Your objective
Reply with nothing except the number of lines that contain the word "JSON".

Information shown
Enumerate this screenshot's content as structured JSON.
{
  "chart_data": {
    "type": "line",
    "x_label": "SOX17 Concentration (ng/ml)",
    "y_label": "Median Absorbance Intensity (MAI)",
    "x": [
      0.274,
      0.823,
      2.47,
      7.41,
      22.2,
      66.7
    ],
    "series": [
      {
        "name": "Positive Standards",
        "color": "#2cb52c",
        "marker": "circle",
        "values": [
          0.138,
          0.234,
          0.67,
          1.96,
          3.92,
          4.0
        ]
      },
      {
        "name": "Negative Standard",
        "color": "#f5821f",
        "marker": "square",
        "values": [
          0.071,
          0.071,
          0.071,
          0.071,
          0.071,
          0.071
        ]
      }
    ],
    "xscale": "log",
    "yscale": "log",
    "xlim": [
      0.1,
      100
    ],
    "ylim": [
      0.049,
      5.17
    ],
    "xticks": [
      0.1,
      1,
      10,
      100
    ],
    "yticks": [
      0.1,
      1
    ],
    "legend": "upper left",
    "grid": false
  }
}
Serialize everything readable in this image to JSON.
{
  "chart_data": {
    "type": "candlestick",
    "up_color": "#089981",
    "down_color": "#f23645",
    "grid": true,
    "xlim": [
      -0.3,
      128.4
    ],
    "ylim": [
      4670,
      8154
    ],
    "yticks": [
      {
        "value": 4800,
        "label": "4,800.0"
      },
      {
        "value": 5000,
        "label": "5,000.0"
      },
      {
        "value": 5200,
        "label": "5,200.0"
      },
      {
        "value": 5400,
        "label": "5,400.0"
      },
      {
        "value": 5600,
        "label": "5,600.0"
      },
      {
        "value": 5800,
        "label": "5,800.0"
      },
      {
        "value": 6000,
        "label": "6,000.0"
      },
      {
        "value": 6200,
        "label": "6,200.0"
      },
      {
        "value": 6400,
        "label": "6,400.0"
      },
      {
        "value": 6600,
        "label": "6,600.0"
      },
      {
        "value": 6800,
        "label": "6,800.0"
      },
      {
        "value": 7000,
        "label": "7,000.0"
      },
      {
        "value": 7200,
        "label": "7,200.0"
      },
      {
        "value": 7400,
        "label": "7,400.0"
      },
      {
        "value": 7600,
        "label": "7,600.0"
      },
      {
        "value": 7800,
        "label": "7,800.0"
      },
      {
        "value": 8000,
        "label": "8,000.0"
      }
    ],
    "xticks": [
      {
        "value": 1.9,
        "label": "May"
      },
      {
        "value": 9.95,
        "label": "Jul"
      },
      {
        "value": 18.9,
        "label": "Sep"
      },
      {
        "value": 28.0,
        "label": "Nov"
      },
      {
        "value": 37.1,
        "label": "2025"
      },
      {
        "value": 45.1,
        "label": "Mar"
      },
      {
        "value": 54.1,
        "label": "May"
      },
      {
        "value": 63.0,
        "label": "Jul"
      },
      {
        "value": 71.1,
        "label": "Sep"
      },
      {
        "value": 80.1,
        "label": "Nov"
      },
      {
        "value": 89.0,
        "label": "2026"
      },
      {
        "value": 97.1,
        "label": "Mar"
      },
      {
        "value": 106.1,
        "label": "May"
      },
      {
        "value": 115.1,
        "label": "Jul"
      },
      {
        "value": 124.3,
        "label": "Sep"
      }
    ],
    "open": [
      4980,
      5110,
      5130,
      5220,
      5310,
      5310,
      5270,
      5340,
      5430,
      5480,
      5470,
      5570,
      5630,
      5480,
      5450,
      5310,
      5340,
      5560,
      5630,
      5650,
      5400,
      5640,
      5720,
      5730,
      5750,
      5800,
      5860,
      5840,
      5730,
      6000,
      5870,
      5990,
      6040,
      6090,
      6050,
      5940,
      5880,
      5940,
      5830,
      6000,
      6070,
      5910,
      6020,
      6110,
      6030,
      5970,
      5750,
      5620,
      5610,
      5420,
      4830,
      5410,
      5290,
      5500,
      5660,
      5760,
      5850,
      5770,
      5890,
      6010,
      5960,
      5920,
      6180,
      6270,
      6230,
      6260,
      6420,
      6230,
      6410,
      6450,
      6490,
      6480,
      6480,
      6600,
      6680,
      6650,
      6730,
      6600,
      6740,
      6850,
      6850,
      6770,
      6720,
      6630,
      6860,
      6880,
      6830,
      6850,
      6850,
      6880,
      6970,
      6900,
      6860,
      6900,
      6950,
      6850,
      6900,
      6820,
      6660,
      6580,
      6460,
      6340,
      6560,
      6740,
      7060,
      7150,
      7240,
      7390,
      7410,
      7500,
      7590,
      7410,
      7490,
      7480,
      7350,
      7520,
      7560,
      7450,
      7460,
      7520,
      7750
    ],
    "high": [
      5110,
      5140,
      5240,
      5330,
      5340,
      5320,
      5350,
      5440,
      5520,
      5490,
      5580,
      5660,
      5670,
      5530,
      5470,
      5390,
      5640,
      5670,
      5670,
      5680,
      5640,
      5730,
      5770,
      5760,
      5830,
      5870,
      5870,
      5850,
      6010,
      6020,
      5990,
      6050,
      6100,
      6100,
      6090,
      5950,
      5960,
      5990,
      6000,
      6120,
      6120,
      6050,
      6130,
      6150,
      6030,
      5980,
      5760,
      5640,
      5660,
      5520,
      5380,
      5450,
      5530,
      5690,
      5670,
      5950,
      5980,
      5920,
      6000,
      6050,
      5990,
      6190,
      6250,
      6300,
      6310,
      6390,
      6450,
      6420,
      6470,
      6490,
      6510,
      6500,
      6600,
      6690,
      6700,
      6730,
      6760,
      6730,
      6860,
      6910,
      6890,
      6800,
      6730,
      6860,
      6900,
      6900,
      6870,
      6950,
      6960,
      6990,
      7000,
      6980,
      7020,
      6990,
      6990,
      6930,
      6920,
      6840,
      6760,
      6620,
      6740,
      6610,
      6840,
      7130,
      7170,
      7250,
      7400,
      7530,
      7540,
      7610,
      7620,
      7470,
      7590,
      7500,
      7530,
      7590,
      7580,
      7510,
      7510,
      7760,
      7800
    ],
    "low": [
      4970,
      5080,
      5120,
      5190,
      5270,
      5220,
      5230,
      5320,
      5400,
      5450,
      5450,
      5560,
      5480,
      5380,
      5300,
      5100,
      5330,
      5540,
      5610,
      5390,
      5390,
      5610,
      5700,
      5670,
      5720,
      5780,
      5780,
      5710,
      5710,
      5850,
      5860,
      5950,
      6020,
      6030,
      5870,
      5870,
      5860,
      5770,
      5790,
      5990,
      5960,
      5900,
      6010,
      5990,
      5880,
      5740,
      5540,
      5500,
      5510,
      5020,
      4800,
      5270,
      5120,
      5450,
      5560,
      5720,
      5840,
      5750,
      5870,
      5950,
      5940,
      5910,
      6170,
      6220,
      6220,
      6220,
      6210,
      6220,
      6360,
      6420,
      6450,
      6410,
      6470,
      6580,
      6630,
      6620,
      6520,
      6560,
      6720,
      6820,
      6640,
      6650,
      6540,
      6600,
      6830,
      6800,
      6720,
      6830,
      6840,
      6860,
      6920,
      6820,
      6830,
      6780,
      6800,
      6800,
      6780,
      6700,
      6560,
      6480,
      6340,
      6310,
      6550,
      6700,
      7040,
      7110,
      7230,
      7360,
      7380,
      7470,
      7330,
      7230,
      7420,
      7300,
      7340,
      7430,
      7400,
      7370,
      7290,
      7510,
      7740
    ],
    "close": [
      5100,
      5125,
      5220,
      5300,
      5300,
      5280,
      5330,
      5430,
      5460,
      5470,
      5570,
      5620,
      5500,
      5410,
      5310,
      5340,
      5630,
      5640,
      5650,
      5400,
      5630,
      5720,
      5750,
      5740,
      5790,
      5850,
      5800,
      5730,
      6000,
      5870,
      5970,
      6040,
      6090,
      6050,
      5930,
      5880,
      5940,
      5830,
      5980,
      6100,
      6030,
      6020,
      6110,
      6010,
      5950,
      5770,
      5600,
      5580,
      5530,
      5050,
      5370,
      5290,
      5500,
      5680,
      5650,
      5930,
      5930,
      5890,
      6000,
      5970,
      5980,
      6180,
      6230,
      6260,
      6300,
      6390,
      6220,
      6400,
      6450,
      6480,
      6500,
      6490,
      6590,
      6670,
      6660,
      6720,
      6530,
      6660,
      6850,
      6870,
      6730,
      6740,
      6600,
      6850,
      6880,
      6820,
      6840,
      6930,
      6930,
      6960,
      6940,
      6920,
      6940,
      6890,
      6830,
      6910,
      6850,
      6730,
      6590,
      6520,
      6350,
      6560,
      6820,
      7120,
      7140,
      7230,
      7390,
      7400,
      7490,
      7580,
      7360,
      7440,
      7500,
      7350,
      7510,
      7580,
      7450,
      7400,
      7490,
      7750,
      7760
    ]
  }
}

Complete response
2